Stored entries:
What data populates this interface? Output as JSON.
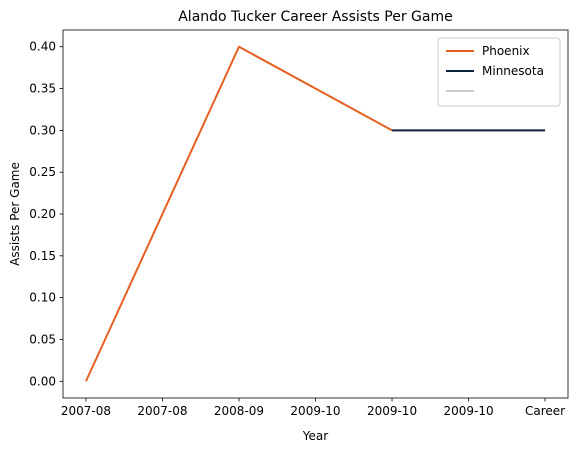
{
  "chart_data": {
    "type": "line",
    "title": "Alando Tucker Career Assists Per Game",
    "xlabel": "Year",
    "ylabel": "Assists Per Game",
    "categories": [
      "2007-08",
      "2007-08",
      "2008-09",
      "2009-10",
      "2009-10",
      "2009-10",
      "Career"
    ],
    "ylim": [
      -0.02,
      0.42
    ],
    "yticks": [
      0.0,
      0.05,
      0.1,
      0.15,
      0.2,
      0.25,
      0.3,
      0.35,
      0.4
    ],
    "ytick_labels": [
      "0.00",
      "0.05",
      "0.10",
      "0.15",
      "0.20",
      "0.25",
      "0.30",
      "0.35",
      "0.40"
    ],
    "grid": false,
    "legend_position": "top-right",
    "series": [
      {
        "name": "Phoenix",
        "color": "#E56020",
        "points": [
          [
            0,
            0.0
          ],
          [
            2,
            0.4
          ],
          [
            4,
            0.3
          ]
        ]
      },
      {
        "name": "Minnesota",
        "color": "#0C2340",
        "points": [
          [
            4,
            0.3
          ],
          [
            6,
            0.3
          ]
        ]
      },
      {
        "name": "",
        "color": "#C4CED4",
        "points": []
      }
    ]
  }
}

- What the exercise asks -
Repeat the listing in full and exactly. Do not include any images.

- Written response -
What data populates this interface? Output as JSON.
{
  "chart_data": {
    "type": "line",
    "title": "Alando Tucker Career Assists Per Game",
    "xlabel": "Year",
    "ylabel": "Assists Per Game",
    "categories": [
      "2007-08",
      "2007-08",
      "2008-09",
      "2009-10",
      "2009-10",
      "2009-10",
      "Career"
    ],
    "ylim": [
      -0.02,
      0.42
    ],
    "yticks": [
      0.0,
      0.05,
      0.1,
      0.15,
      0.2,
      0.25,
      0.3,
      0.35,
      0.4
    ],
    "ytick_labels": [
      "0.00",
      "0.05",
      "0.10",
      "0.15",
      "0.20",
      "0.25",
      "0.30",
      "0.35",
      "0.40"
    ],
    "grid": false,
    "legend_position": "top-right",
    "series": [
      {
        "name": "Phoenix",
        "color": "#E56020",
        "points": [
          [
            0,
            0.0
          ],
          [
            2,
            0.4
          ],
          [
            4,
            0.3
          ]
        ]
      },
      {
        "name": "Minnesota",
        "color": "#0C2340",
        "points": [
          [
            4,
            0.3
          ],
          [
            6,
            0.3
          ]
        ]
      },
      {
        "name": "",
        "color": "#C4CED4",
        "points": []
      }
    ]
  }
}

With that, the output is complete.